**EXERCISE PROMPT**
Give back the full material, exactly as it reads.
++++ DATA FOR PROCESSING
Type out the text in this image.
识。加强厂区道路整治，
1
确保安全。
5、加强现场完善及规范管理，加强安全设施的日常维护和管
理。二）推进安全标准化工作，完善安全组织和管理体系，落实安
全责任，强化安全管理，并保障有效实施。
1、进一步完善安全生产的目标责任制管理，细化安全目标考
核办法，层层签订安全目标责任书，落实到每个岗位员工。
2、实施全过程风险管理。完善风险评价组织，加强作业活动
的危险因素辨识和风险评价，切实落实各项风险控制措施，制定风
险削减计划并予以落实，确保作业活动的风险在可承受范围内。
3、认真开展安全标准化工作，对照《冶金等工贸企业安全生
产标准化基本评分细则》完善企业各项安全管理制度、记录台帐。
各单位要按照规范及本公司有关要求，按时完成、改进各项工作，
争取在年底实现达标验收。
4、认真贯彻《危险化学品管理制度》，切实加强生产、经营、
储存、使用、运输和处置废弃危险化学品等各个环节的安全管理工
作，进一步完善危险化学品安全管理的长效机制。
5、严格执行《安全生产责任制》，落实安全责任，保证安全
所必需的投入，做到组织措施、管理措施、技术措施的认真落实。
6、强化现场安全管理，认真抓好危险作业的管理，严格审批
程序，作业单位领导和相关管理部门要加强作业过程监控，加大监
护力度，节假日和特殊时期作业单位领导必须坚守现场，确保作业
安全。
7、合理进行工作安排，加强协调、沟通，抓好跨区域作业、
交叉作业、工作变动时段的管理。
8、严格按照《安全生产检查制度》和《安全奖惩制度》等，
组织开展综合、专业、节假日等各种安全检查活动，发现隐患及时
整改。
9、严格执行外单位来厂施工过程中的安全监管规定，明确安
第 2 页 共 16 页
++++++++
**ANSWER FOR THE TASK**
Type out the text in this image.
识。加强厂区道路整治，
1
确保安全。
5、加强现场完善及规范管理，加强安全设施的日常维护和管
理。二）推进安全标准化工作，完善安全组织和管理体系，落实安
全责任，强化安全管理，并保障有效实施。
1、进一步完善安全生产的目标责任制管理，细化安全目标考
核办法，层层签订安全目标责任书，落实到每个岗位员工。
2、实施全过程风险管理。完善风险评价组织，加强作业活动
的危险因素辨识和风险评价，切实落实各项风险控制措施，制定风
险削减计划并予以落实，确保作业活动的风险在可承受范围内。
3、认真开展安全标准化工作，对照《冶金等工贸企业安全生
产标准化基本评分细则》完善企业各项安全管理制度、记录台帐。
各单位要按照规范及本公司有关要求，按时完成、改进各项工作，
争取在年底实现达标验收。
4、认真贯彻《危险化学品管理制度》，切实加强生产、经营、
储存、使用、运输和处置废弃危险化学品等各个环节的安全管理工
作，进一步完善危险化学品安全管理的长效机制。
5、严格执行《安全生产责任制》，落实安全责任，保证安全
所必需的投入，做到组织措施、管理措施、技术措施的认真落实。
6、强化现场安全管理，认真抓好危险作业的管理，严格审批
程序，作业单位领导和相关管理部门要加强作业过程监控，加大监
护力度，节假日和特殊时期作业单位领导必须坚守现场，确保作业
安全。
7、合理进行工作安排，加强协调、沟通，抓好跨区域作业、
交叉作业、工作变动时段的管理。
8、严格按照《安全生产检查制度》和《安全奖惩制度》等，
组织开展综合、专业、节假日等各种安全检查活动，发现隐患及时
整改。
9、严格执行外单位来厂施工过程中的安全监管规定，明确安
第 2 页 共 16 页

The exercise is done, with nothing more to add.